---------- RECORDS PROVIDED

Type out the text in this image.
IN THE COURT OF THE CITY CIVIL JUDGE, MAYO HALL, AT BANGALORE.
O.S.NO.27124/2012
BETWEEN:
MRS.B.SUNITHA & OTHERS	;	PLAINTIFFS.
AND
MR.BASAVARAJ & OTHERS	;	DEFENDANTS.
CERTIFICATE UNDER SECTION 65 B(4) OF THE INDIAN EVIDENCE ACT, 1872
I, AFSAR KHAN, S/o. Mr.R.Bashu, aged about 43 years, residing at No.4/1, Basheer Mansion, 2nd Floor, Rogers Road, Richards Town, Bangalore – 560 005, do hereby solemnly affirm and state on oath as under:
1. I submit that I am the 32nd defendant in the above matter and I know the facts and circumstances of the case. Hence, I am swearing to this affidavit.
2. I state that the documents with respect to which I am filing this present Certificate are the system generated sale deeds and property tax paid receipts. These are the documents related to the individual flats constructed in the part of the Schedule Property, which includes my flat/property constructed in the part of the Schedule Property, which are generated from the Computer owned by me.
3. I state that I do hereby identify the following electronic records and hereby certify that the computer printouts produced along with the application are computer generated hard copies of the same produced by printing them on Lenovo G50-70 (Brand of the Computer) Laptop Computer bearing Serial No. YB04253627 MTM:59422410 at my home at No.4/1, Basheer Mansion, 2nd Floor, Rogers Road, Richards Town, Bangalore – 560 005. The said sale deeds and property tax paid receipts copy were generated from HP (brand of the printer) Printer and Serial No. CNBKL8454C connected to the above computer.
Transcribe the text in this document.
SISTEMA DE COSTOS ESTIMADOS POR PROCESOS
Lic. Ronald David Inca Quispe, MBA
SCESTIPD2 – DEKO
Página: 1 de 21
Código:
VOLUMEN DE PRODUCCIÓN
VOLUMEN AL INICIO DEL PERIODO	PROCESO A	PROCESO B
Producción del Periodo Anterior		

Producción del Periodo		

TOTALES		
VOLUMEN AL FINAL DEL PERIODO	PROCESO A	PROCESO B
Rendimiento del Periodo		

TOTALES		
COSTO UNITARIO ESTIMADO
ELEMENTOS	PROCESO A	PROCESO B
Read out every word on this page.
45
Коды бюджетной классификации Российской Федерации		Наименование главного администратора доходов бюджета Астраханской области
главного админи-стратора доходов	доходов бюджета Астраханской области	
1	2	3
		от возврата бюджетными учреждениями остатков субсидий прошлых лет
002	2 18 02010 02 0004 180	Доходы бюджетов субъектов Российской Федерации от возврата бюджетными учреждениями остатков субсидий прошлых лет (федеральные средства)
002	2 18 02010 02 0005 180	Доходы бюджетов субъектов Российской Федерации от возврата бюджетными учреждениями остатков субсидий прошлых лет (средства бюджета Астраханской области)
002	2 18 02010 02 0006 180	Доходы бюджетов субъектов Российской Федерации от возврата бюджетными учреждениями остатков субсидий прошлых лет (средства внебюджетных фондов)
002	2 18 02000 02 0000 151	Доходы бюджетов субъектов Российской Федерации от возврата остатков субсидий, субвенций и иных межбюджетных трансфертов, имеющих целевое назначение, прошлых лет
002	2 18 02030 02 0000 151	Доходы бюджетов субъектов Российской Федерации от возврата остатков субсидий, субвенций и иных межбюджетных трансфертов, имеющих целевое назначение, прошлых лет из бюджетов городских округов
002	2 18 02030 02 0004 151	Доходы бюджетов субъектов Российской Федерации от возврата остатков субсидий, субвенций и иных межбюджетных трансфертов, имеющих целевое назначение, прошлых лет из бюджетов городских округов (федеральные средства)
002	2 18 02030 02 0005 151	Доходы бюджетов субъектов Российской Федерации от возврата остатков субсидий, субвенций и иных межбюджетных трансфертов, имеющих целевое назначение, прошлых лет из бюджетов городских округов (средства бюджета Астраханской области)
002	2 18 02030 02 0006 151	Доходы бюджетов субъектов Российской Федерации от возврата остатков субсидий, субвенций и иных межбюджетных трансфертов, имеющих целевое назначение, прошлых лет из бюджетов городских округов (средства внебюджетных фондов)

--------------------

STATED EXERCISE:
Copy out every entry again, exactly as it was given.

TASK ANSWER:
Type out the text in this image.
IN THE COURT OF THE CITY CIVIL JUDGE, MAYO HALL, AT BANGALORE.
O.S.NO.27124/2012
BETWEEN:
MRS.B.SUNITHA & OTHERS	;	PLAINTIFFS.
AND
MR.BASAVARAJ & OTHERS	;	DEFENDANTS.
CERTIFICATE UNDER SECTION 65 B(4) OF THE INDIAN EVIDENCE ACT, 1872
I, AFSAR KHAN, S/o. Mr.R.Bashu, aged about 43 years, residing at No.4/1, Basheer Mansion, 2nd Floor, Rogers Road, Richards Town, Bangalore – 560 005, do hereby solemnly affirm and state on oath as under:
1. I submit that I am the 32nd defendant in the above matter and I know the facts and circumstances of the case. Hence, I am swearing to this affidavit.
2. I state that the documents with respect to which I am filing this present Certificate are the system generated sale deeds and property tax paid receipts. These are the documents related to the individual flats constructed in the part of the Schedule Property, which includes my flat/property constructed in the part of the Schedule Property, which are generated from the Computer owned by me.
3. I state that I do hereby identify the following electronic records and hereby certify that the computer printouts produced along with the application are computer generated hard copies of the same produced by printing them on Lenovo G50-70 (Brand of the Computer) Laptop Computer bearing Serial No. YB04253627 MTM:59422410 at my home at No.4/1, Basheer Mansion, 2nd Floor, Rogers Road, Richards Town, Bangalore – 560 005. The said sale deeds and property tax paid receipts copy were generated from HP (brand of the printer) Printer and Serial No. CNBKL8454C connected to the above computer.
Transcribe the text in this document.
SISTEMA DE COSTOS ESTIMADOS POR PROCESOS
Lic. Ronald David Inca Quispe, MBA
SCESTIPD2 – DEKO
Página: 1 de 21
Código:
VOLUMEN DE PRODUCCIÓN
VOLUMEN AL INICIO DEL PERIODO	PROCESO A	PROCESO B
Producción del Periodo Anterior		

Producción del Periodo		

TOTALES		
VOLUMEN AL FINAL DEL PERIODO	PROCESO A	PROCESO B
Rendimiento del Periodo		

TOTALES		
COSTO UNITARIO ESTIMADO
ELEMENTOS	PROCESO A	PROCESO B
Read out every word on this page.
45
Коды бюджетной классификации Российской Федерации		Наименование главного администратора доходов бюджета Астраханской области
главного админи-стратора доходов	доходов бюджета Астраханской области	
1	2	3
		от возврата бюджетными учреждениями остатков субсидий прошлых лет
002	2 18 02010 02 0004 180	Доходы бюджетов субъектов Российской Федерации от возврата бюджетными учреждениями остатков субсидий прошлых лет (федеральные средства)
002	2 18 02010 02 0005 180	Доходы бюджетов субъектов Российской Федерации от возврата бюджетными учреждениями остатков субсидий прошлых лет (средства бюджета Астраханской области)
002	2 18 02010 02 0006 180	Доходы бюджетов субъектов Российской Федерации от возврата бюджетными учреждениями остатков субсидий прошлых лет (средства внебюджетных фондов)
002	2 18 02000 02 0000 151	Доходы бюджетов субъектов Российской Федерации от возврата остатков субсидий, субвенций и иных межбюджетных трансфертов, имеющих целевое назначение, прошлых лет
002	2 18 02030 02 0000 151	Доходы бюджетов субъектов Российской Федерации от возврата остатков субсидий, субвенций и иных межбюджетных трансфертов, имеющих целевое назначение, прошлых лет из бюджетов городских округов
002	2 18 02030 02 0004 151	Доходы бюджетов субъектов Российской Федерации от возврата остатков субсидий, субвенций и иных межбюджетных трансфертов, имеющих целевое назначение, прошлых лет из бюджетов городских округов (федеральные средства)
002	2 18 02030 02 0005 151	Доходы бюджетов субъектов Российской Федерации от возврата остатков субсидий, субвенций и иных межбюджетных трансфертов, имеющих целевое назначение, прошлых лет из бюджетов городских округов (средства бюджета Астраханской области)
002	2 18 02030 02 0006 151	Доходы бюджетов субъектов Российской Федерации от возврата остатков субсидий, субвенций и иных межбюджетных трансфертов, имеющих целевое назначение, прошлых лет из бюджетов городских округов (средства внебюджетных фондов)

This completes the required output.